What you have to do: Gather up the lines with the word "отопительный" in them.

The records:
[start]
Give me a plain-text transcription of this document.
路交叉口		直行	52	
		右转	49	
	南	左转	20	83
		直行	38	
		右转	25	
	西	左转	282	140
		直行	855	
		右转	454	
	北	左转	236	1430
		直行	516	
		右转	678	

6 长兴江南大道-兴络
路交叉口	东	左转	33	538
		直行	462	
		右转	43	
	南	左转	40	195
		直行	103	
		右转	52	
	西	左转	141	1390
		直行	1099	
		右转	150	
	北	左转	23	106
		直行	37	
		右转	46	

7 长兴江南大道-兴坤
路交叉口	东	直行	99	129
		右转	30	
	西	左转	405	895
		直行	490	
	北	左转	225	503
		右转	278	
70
[end]
[start]
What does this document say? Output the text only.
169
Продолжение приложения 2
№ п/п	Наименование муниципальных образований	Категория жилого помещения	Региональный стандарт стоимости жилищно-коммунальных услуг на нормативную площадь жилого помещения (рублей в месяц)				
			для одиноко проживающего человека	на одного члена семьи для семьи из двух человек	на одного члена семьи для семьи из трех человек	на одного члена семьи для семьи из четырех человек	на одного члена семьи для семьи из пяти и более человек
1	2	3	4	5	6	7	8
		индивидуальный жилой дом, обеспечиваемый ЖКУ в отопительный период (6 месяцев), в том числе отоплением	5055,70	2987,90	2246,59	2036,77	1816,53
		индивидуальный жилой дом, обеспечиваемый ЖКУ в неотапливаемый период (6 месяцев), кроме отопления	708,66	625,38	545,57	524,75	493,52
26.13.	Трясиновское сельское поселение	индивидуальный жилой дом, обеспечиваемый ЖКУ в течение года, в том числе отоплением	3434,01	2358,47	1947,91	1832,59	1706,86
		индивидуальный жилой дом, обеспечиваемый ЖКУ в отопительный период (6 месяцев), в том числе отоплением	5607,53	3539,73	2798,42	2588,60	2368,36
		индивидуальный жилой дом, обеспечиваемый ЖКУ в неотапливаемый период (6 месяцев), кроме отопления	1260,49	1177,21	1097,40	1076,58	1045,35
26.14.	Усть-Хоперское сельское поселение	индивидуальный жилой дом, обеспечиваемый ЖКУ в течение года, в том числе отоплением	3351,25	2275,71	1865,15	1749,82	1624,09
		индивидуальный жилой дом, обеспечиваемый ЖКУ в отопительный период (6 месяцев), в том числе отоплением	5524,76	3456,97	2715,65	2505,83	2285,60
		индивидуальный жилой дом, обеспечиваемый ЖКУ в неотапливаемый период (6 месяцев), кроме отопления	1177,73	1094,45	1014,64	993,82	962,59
[end]
Output of the task:
		индивидуальный жилой дом, обеспечиваемый ЖКУ в отопительный период (6 месяцев), в том числе отоплением	5055,70	2987,90	2246,59	2036,77	1816,53
		индивидуальный жилой дом, обеспечиваемый ЖКУ в отопительный период (6 месяцев), в том числе отоплением	5607,53	3539,73	2798,42	2588,60	2368,36
		индивидуальный жилой дом, обеспечиваемый ЖКУ в отопительный период (6 месяцев), в том числе отоплением	5524,76	3456,97	2715,65	2505,83	2285,60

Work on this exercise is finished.